Count the lines containing "hashnode". Give the number alone.

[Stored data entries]
________________________________________

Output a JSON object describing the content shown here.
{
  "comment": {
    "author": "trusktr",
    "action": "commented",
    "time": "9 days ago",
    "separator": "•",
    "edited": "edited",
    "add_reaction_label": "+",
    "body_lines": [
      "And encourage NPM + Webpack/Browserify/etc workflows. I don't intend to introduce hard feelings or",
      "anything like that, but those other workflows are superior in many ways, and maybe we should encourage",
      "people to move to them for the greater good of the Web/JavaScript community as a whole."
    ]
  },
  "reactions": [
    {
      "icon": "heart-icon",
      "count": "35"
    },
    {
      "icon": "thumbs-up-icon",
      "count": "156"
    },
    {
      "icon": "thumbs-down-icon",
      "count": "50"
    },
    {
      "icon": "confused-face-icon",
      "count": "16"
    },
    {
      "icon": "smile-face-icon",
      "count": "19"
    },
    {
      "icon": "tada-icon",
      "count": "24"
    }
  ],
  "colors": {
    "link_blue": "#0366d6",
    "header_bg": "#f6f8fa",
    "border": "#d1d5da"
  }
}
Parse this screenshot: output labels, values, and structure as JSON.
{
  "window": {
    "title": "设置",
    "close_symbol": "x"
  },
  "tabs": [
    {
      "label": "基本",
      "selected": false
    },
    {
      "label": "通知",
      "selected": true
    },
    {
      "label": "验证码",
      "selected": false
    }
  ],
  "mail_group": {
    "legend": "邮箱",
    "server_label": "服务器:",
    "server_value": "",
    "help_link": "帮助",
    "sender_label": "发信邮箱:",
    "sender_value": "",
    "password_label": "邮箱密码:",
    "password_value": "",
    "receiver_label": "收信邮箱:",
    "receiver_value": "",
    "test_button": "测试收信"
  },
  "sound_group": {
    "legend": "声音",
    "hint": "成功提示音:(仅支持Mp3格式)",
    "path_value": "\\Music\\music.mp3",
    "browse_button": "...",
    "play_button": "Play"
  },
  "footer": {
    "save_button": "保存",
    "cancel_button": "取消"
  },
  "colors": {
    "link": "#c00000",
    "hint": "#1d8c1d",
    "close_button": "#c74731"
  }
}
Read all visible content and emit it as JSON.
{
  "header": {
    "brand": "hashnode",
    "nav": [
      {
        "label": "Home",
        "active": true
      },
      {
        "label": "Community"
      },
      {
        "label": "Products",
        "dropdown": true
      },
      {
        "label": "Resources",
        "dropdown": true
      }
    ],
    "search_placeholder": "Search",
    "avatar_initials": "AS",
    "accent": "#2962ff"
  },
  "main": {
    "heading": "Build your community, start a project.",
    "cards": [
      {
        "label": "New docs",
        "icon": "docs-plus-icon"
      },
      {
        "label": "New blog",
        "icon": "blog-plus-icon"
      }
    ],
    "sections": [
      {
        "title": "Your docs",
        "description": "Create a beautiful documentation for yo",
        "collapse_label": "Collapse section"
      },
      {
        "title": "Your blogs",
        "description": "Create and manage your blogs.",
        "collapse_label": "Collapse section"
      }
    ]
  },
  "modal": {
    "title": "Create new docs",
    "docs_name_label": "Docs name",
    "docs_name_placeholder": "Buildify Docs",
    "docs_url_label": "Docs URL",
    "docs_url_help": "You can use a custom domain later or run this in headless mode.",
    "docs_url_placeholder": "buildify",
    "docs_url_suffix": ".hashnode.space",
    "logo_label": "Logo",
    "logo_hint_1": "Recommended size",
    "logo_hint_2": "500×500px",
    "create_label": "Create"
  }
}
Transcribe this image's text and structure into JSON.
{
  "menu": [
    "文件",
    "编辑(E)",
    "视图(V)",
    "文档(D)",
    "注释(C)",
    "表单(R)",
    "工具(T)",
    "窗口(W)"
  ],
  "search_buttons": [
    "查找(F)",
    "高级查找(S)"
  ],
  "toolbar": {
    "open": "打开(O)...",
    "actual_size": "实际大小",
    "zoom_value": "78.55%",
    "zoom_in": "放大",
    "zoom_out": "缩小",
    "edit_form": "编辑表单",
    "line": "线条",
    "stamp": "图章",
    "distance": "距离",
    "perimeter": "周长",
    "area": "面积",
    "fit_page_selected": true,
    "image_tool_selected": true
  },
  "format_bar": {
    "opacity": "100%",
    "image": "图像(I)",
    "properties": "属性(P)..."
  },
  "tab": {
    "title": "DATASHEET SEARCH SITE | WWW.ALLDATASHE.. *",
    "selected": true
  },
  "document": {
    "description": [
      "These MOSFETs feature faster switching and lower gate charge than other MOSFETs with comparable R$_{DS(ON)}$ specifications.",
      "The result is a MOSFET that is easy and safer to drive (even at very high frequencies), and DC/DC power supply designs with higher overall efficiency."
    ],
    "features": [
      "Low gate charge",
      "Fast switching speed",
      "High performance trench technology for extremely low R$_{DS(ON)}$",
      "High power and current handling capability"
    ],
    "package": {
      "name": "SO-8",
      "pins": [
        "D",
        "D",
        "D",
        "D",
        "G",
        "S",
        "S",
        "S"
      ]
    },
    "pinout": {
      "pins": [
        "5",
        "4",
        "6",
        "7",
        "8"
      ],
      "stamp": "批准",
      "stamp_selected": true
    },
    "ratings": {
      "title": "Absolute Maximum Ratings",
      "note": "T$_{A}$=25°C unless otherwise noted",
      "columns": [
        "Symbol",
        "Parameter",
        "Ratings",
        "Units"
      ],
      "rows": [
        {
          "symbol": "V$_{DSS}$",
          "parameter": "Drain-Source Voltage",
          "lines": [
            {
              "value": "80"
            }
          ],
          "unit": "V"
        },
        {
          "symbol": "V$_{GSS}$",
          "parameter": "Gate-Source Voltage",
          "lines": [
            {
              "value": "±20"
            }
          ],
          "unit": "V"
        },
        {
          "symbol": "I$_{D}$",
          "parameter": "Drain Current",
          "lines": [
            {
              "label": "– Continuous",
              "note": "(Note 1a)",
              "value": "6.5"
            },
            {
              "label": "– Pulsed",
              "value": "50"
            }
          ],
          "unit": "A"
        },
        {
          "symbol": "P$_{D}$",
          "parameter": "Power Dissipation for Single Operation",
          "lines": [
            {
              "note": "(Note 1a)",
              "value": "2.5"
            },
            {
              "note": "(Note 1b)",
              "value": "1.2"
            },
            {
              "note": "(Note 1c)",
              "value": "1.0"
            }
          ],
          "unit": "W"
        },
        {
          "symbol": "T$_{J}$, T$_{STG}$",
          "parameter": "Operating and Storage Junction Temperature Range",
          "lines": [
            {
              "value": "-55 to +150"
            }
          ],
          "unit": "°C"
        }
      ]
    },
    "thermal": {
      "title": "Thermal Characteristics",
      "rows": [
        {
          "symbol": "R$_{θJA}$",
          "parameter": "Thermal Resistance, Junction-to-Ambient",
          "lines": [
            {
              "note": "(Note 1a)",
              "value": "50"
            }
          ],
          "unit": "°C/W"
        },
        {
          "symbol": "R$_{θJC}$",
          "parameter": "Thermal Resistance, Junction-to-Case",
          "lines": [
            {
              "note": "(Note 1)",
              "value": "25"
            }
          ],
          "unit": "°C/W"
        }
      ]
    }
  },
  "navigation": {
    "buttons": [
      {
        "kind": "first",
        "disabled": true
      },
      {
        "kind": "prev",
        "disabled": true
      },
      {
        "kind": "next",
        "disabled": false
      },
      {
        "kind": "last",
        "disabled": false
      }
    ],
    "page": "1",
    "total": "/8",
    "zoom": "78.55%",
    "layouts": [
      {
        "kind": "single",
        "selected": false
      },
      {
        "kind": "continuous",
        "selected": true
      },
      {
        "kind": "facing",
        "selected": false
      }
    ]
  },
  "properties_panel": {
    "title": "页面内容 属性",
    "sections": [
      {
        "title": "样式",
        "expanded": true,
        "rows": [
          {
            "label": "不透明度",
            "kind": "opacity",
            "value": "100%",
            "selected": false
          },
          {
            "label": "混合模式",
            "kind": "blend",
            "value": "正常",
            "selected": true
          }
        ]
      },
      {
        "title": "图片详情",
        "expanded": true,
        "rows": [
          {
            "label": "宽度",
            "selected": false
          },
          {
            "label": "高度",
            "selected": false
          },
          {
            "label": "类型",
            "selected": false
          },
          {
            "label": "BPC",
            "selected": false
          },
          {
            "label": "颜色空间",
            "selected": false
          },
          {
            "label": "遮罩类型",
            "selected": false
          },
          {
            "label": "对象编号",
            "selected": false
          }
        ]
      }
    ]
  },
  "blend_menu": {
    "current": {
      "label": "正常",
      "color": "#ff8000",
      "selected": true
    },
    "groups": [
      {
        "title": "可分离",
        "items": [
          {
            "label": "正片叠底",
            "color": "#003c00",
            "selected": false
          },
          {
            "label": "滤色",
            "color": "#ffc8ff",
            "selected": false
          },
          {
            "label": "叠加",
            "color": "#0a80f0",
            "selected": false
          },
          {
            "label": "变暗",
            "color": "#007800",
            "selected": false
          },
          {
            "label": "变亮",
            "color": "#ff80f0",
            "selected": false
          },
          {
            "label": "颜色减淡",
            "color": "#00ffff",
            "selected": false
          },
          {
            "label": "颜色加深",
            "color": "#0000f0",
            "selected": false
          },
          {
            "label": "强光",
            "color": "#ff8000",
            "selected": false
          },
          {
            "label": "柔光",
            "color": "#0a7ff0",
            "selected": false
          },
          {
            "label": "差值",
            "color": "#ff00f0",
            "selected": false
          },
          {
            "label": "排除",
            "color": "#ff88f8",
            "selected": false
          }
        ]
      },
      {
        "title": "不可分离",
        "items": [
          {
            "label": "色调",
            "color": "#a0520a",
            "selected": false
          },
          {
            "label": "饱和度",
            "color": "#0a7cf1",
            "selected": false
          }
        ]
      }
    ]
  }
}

________________________________________

RESPONSE TO THIS TASK =>
2